_Problem details_. Which lines have the string "formation"? Copy all of them from the entries below.
┌────────
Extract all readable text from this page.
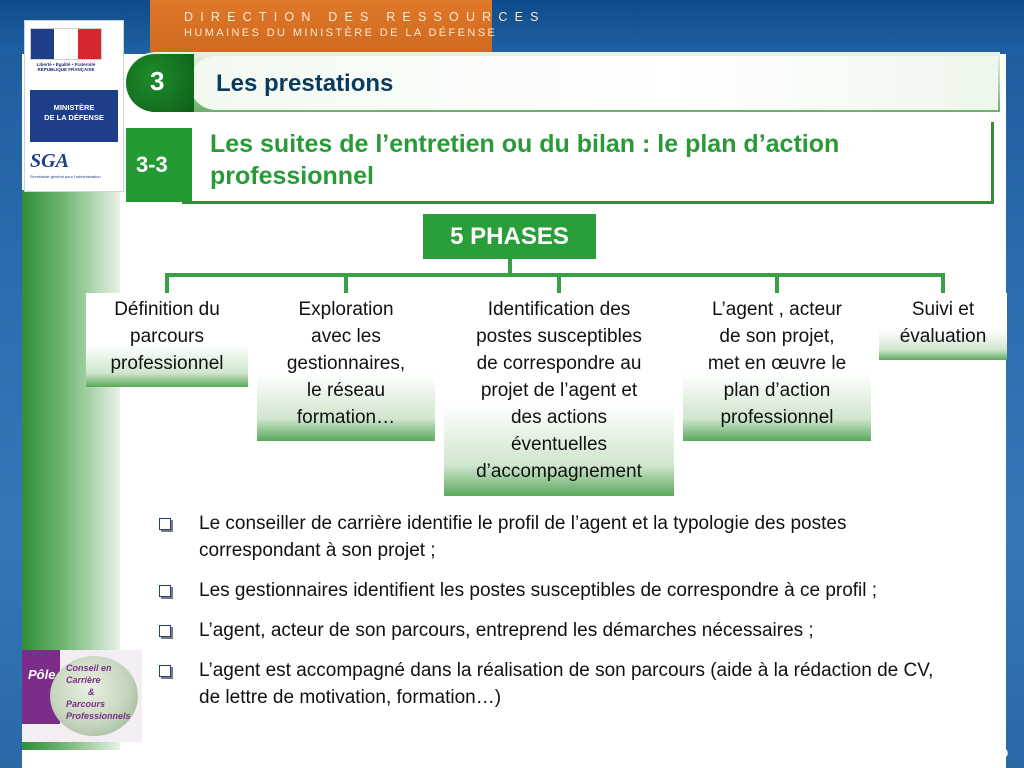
DIRECTION DES RESSOURCES
HUMAINES DU MINISTÈRE DE LA DÉFENSE
Liberté • Égalité • Fraternité RÉPUBLIQUE FRANÇAISE
MINISTÈRE
DE LA DÉFENSE
SGA
Secrétariat général pour l'administration
3 Les prestations
3-3
Les suites de l’entretien ou du bilan : le plan d’action
professionnel
5 PHASES
Définition du
parcours
professionnel
Exploration
avec les
gestionnaires,
le réseau
formation…
Identification des
postes susceptibles
de correspondre au
projet de l’agent et
des actions
éventuelles
d’accompagnement
L’agent , acteur
de son projet,
met en œuvre le
plan d’action
professionnel
Suivi et
évaluation
Le conseiller de carrière identifie le profil de l’agent et la typologie des postes correspondant à son projet ;
Les gestionnaires identifient les postes susceptibles de correspondre à ce profil ;
L’agent, acteur de son parcours, entreprend les démarches nécessaires ;
L’agent est accompagné dans la réalisation de son parcours (aide à la rédaction de CV, de lettre de motivation, formation…)
Pôle Conseil en
Carrière
&
Parcours
Professionnels
9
└────────
_Correct response_.
formation…
L’agent est accompagné dans la réalisation de son parcours (aide à la rédaction de CV, de lettre de motivation, formation…)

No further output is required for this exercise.